[Stored data]
---
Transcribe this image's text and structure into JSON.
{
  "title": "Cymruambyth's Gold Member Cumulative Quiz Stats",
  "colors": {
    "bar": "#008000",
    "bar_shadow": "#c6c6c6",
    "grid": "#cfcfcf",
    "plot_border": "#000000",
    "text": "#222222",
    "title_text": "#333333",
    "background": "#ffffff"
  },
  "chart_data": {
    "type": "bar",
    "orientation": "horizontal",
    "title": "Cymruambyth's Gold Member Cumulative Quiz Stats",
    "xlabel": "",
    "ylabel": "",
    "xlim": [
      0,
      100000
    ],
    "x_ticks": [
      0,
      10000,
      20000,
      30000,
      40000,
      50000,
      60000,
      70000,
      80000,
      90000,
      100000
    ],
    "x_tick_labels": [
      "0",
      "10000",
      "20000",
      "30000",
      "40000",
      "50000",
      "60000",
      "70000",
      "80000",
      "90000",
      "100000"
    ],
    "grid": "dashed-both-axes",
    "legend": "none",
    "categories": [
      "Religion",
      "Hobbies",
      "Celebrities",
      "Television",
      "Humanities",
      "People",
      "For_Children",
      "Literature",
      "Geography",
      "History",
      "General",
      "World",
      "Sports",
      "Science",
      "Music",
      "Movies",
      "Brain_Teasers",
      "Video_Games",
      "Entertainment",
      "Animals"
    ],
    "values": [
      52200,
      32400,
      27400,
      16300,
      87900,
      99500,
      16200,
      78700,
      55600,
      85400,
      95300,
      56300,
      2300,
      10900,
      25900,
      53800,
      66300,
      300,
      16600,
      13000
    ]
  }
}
---
**TASK PROMPT**
Return every entry verbatim.

**ANSWER TO THIS EXERCISE**
Transcribe this image's text and structure into JSON.
{
  "title": "Cymruambyth's Gold Member Cumulative Quiz Stats",
  "colors": {
    "bar": "#008000",
    "bar_shadow": "#c6c6c6",
    "grid": "#cfcfcf",
    "plot_border": "#000000",
    "text": "#222222",
    "title_text": "#333333",
    "background": "#ffffff"
  },
  "chart_data": {
    "type": "bar",
    "orientation": "horizontal",
    "title": "Cymruambyth's Gold Member Cumulative Quiz Stats",
    "xlabel": "",
    "ylabel": "",
    "xlim": [
      0,
      100000
    ],
    "x_ticks": [
      0,
      10000,
      20000,
      30000,
      40000,
      50000,
      60000,
      70000,
      80000,
      90000,
      100000
    ],
    "x_tick_labels": [
      "0",
      "10000",
      "20000",
      "30000",
      "40000",
      "50000",
      "60000",
      "70000",
      "80000",
      "90000",
      "100000"
    ],
    "grid": "dashed-both-axes",
    "legend": "none",
    "categories": [
      "Religion",
      "Hobbies",
      "Celebrities",
      "Television",
      "Humanities",
      "People",
      "For_Children",
      "Literature",
      "Geography",
      "History",
      "General",
      "World",
      "Sports",
      "Science",
      "Music",
      "Movies",
      "Brain_Teasers",
      "Video_Games",
      "Entertainment",
      "Animals"
    ],
    "values": [
      52200,
      32400,
      27400,
      16300,
      87900,
      99500,
      16200,
      78700,
      55600,
      85400,
      95300,
      56300,
      2300,
      10900,
      25900,
      53800,
      66300,
      300,
      16600,
      13000
    ]
  }
}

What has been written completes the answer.